— start of GIVEN RECORDS —

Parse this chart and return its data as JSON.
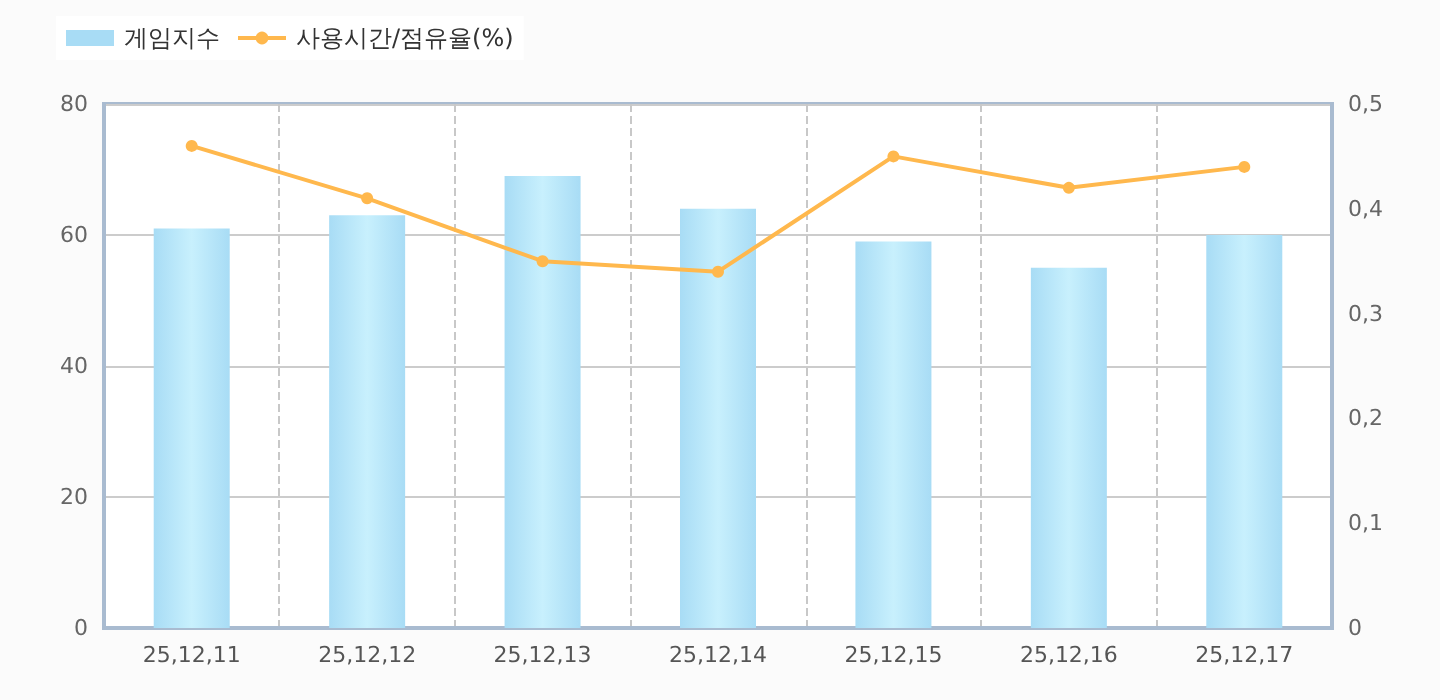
{
  "chart_data": {
    "type": "bar",
    "categories": [
      "25,12,11",
      "25,12,12",
      "25,12,13",
      "25,12,14",
      "25,12,15",
      "25,12,16",
      "25,12,17"
    ],
    "series": [
      {
        "name": "게임지수",
        "color": "#a8dcf5",
        "values": [
          61,
          63,
          69,
          64,
          59,
          55,
          60
        ]
      },
      {
        "name": "사용시간/점유율(%)",
        "type": "line",
        "axis": "y2",
        "color": "#ffb84d",
        "values": [
          0.46,
          0.41,
          0.35,
          0.34,
          0.45,
          0.42,
          0.44
        ]
      }
    ],
    "ylim": [
      0,
      80
    ],
    "yticks": [
      0,
      20,
      40,
      60,
      80
    ],
    "y2lim": [
      0,
      0.5
    ],
    "y2ticks": [
      {
        "value": 0,
        "label": "0"
      },
      {
        "value": 0.1,
        "label": "0,1"
      },
      {
        "value": 0.2,
        "label": "0,2"
      },
      {
        "value": 0.3,
        "label": "0,3"
      },
      {
        "value": 0.4,
        "label": "0,4"
      },
      {
        "value": 0.5,
        "label": "0,5"
      }
    ],
    "grid": true,
    "legend": "top left",
    "marker": "circle",
    "line_style": "solid"
  }
}
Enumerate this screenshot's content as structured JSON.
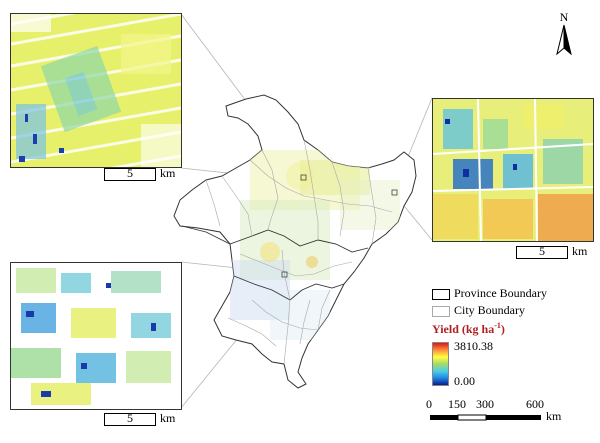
{
  "north_arrow": {
    "label": "N"
  },
  "insets": [
    {
      "id": "top-left",
      "scale_value": "5",
      "scale_unit": "km"
    },
    {
      "id": "right",
      "scale_value": "5",
      "scale_unit": "km"
    },
    {
      "id": "bottom-left",
      "scale_value": "5",
      "scale_unit": "km"
    }
  ],
  "legend": {
    "province_boundary": "Province Boundary",
    "city_boundary": "City Boundary",
    "yield_title_prefix": "Yield (kg ha",
    "yield_title_sup": "-1",
    "yield_title_suffix": ")",
    "max_value": "3810.38",
    "min_value": "0.00",
    "colors": [
      "#d7191c",
      "#fd8d3c",
      "#ffff40",
      "#a6d96a",
      "#4dd0e1",
      "#1e88e5",
      "#0d1b8c"
    ]
  },
  "scale_bar": {
    "ticks": [
      "0",
      "150",
      "300",
      "600"
    ],
    "unit": "km"
  }
}
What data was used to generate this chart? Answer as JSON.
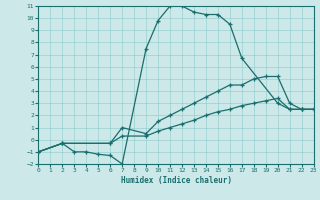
{
  "xlabel": "Humidex (Indice chaleur)",
  "xlim": [
    0,
    23
  ],
  "ylim": [
    -2,
    11
  ],
  "xticks": [
    0,
    1,
    2,
    3,
    4,
    5,
    6,
    7,
    8,
    9,
    10,
    11,
    12,
    13,
    14,
    15,
    16,
    17,
    18,
    19,
    20,
    21,
    22,
    23
  ],
  "yticks": [
    -2,
    -1,
    0,
    1,
    2,
    3,
    4,
    5,
    6,
    7,
    8,
    9,
    10,
    11
  ],
  "bg_color": "#cce8e8",
  "line_color": "#1a6e6e",
  "line1_x": [
    0,
    2,
    3,
    4,
    5,
    6,
    7,
    9,
    10,
    11,
    12,
    13,
    14,
    15,
    16,
    17,
    20,
    21,
    22,
    23
  ],
  "line1_y": [
    -1,
    -0.3,
    -1,
    -1,
    -1.2,
    -1.3,
    -2,
    7.5,
    9.8,
    11,
    11,
    10.5,
    10.3,
    10.3,
    9.5,
    6.7,
    3,
    2.5,
    2.5,
    2.5
  ],
  "line2_x": [
    0,
    2,
    6,
    7,
    9,
    10,
    11,
    12,
    13,
    14,
    15,
    16,
    17,
    18,
    19,
    20,
    21,
    22,
    23
  ],
  "line2_y": [
    -1,
    -0.3,
    -0.3,
    1.0,
    0.5,
    1.5,
    2.0,
    2.5,
    3.0,
    3.5,
    4.0,
    4.5,
    4.5,
    5.0,
    5.2,
    5.2,
    3.0,
    2.5,
    2.5
  ],
  "line3_x": [
    0,
    2,
    6,
    7,
    9,
    10,
    11,
    12,
    13,
    14,
    15,
    16,
    17,
    18,
    19,
    20,
    21,
    22,
    23
  ],
  "line3_y": [
    -1,
    -0.3,
    -0.3,
    0.3,
    0.3,
    0.7,
    1.0,
    1.3,
    1.6,
    2.0,
    2.3,
    2.5,
    2.8,
    3.0,
    3.2,
    3.4,
    2.5,
    2.5,
    2.5
  ]
}
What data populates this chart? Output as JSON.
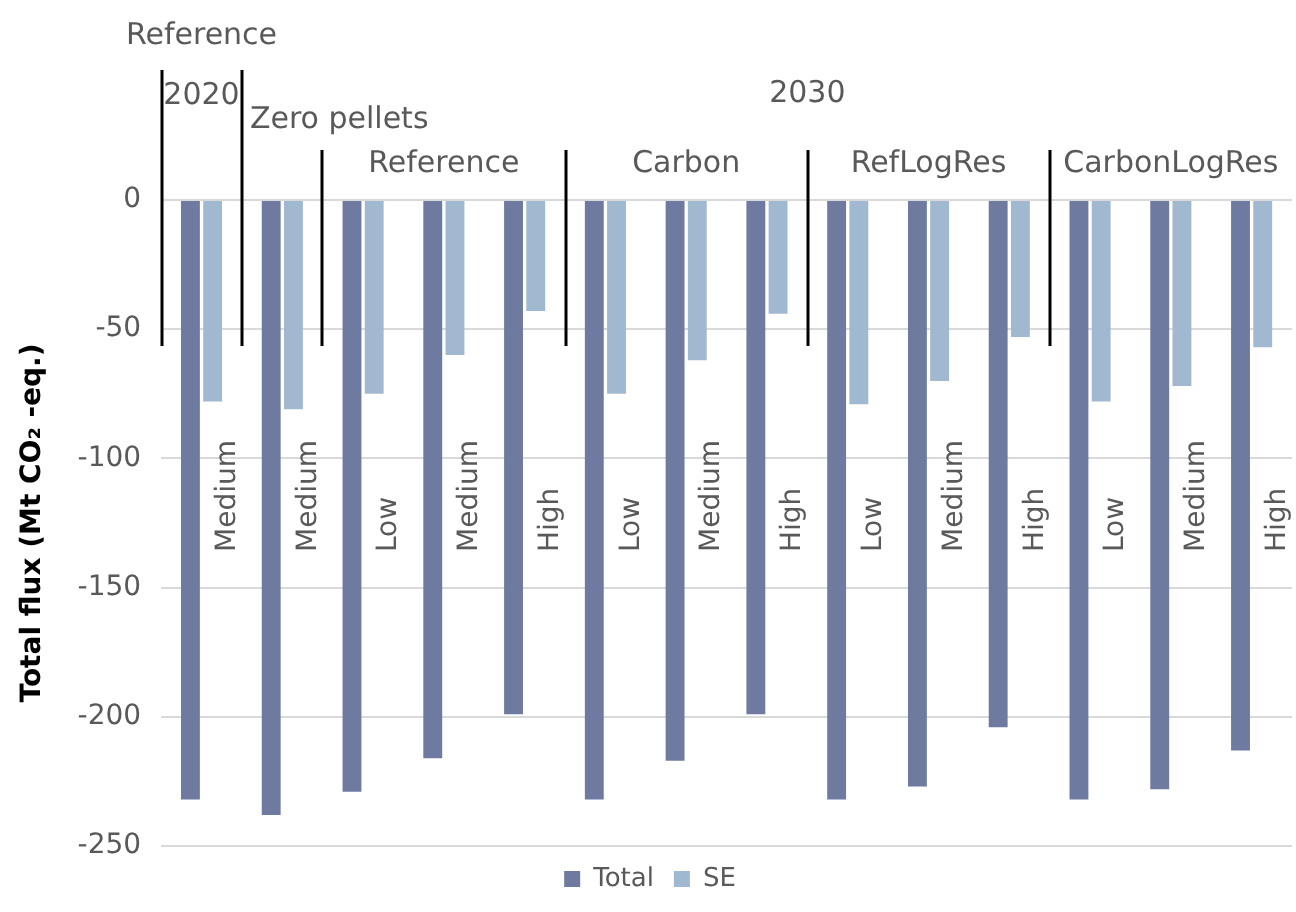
{
  "chart_data": {
    "type": "bar",
    "ylabel": "Total flux (Mt CO₂ -eq.)",
    "categories": [
      "Medium",
      "Medium",
      "Low",
      "Medium",
      "High",
      "Low",
      "Medium",
      "High",
      "Low",
      "Medium",
      "High",
      "Low",
      "Medium",
      "High"
    ],
    "series": [
      {
        "name": "Total",
        "color": "#6f7aa0",
        "values": [
          -232,
          -238,
          -229,
          -216,
          -199,
          -232,
          -217,
          -199,
          -232,
          -227,
          -204,
          -232,
          -228,
          -213
        ]
      },
      {
        "name": "SE",
        "color": "#a0b8d0",
        "values": [
          -78,
          -81,
          -75,
          -60,
          -43,
          -75,
          -62,
          -44,
          -79,
          -70,
          -53,
          -78,
          -72,
          -57
        ]
      }
    ],
    "annotations": [
      "Reference",
      "2020",
      "Zero pellets",
      "Reference",
      "Carbon",
      "RefLogRes",
      "CarbonLogRes",
      "2030"
    ],
    "ylim": [
      -250,
      0
    ],
    "yticks": [
      -250,
      -200,
      -150,
      -100,
      -50,
      0
    ],
    "grid": "y",
    "legend": "bottom"
  }
}
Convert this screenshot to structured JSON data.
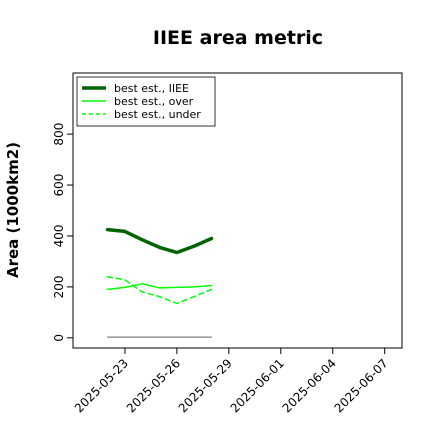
{
  "chart_data": {
    "type": "line",
    "title": "IIEE area metric",
    "xlabel": "",
    "ylabel": "Area (1000km2)",
    "x": [
      "2025-05-22",
      "2025-05-23",
      "2025-05-24",
      "2025-05-25",
      "2025-05-26",
      "2025-05-27",
      "2025-05-28"
    ],
    "xticks": [
      "2025-05-23",
      "2025-05-26",
      "2025-05-29",
      "2025-06-01",
      "2025-06-04",
      "2025-06-07"
    ],
    "xlim": [
      "2025-05-20",
      "2025-06-08"
    ],
    "yticks": [
      0,
      200,
      400,
      600,
      800
    ],
    "ylim": [
      -40,
      1040
    ],
    "grid": false,
    "legend_position": "top-left",
    "series": [
      {
        "name": "best est., IIEE",
        "color": "#006400",
        "style": "solid",
        "width": 3.5,
        "values": [
          425,
          418,
          385,
          355,
          335,
          360,
          390
        ]
      },
      {
        "name": "best est., over",
        "color": "#00ff00",
        "style": "solid",
        "width": 1.5,
        "values": [
          190,
          198,
          212,
          196,
          198,
          200,
          205
        ]
      },
      {
        "name": "best est., under",
        "color": "#00ff00",
        "style": "dashed",
        "width": 1.5,
        "values": [
          240,
          228,
          180,
          162,
          135,
          162,
          190
        ]
      },
      {
        "name": "",
        "color": "#808080",
        "style": "solid",
        "width": 1.2,
        "values": [
          3,
          3,
          3,
          3,
          3,
          3,
          3
        ]
      }
    ]
  }
}
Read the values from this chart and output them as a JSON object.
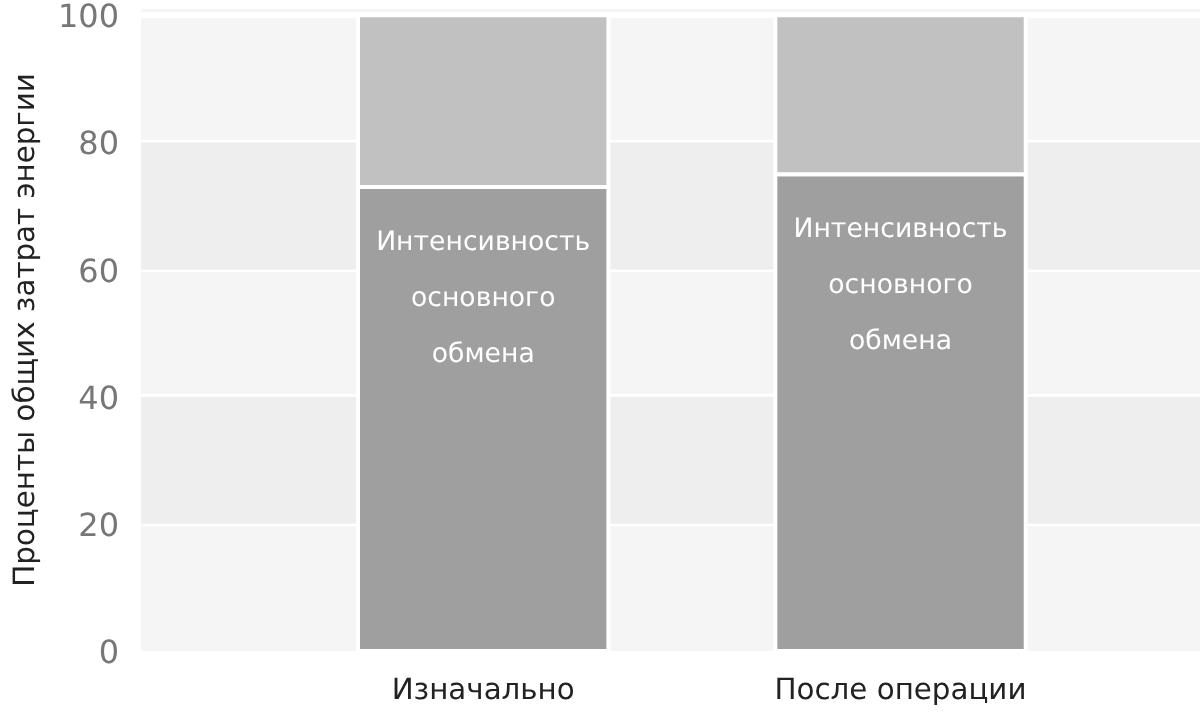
{
  "chart_data": {
    "type": "bar",
    "stacked": true,
    "ylabel": "Проценты общих затрат энергии",
    "categories": [
      "Изначально",
      "После операции"
    ],
    "series": [
      {
        "name": "Интенсивность основного обмена",
        "color": "#a09fa0",
        "values": [
          73,
          75
        ]
      },
      {
        "color": "#c2c1c2",
        "values": [
          27,
          25
        ]
      }
    ],
    "ylim": [
      0,
      101
    ],
    "yticks": [
      0,
      20,
      40,
      60,
      80,
      100
    ],
    "grid": "y",
    "bands": [
      {
        "axis": "y",
        "from": 20,
        "to": 40,
        "color": "#eeeeee"
      },
      {
        "axis": "y",
        "from": 60,
        "to": 80,
        "color": "#eeeeee"
      }
    ]
  }
}
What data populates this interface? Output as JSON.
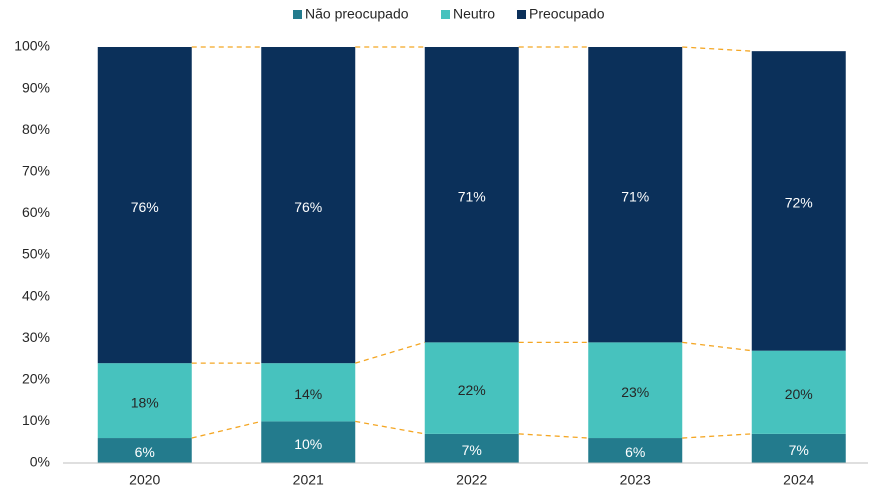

— end of GIVEN RECORDS —

# [GOAL]
Your copy should consist only of the lines from the line holding "Read the values" through the final line of the listing above, both included, with all pictures omitted.

# [RESULT OF THIS TASK]
Read the values from this chart and output them as a JSON object.
{
  "chart_data": {
    "type": "bar",
    "stacked": true,
    "ylabel": "Проценты общих затрат энергии",
    "categories": [
      "Изначально",
      "После операции"
    ],
    "series": [
      {
        "name": "Интенсивность основного обмена",
        "color": "#a09fa0",
        "values": [
          73,
          75
        ]
      },
      {
        "color": "#c2c1c2",
        "values": [
          27,
          25
        ]
      }
    ],
    "ylim": [
      0,
      101
    ],
    "yticks": [
      0,
      20,
      40,
      60,
      80,
      100
    ],
    "grid": "y",
    "bands": [
      {
        "axis": "y",
        "from": 20,
        "to": 40,
        "color": "#eeeeee"
      },
      {
        "axis": "y",
        "from": 60,
        "to": 80,
        "color": "#eeeeee"
      }
    ]
  }
}
What data populates this interface? Output as JSON.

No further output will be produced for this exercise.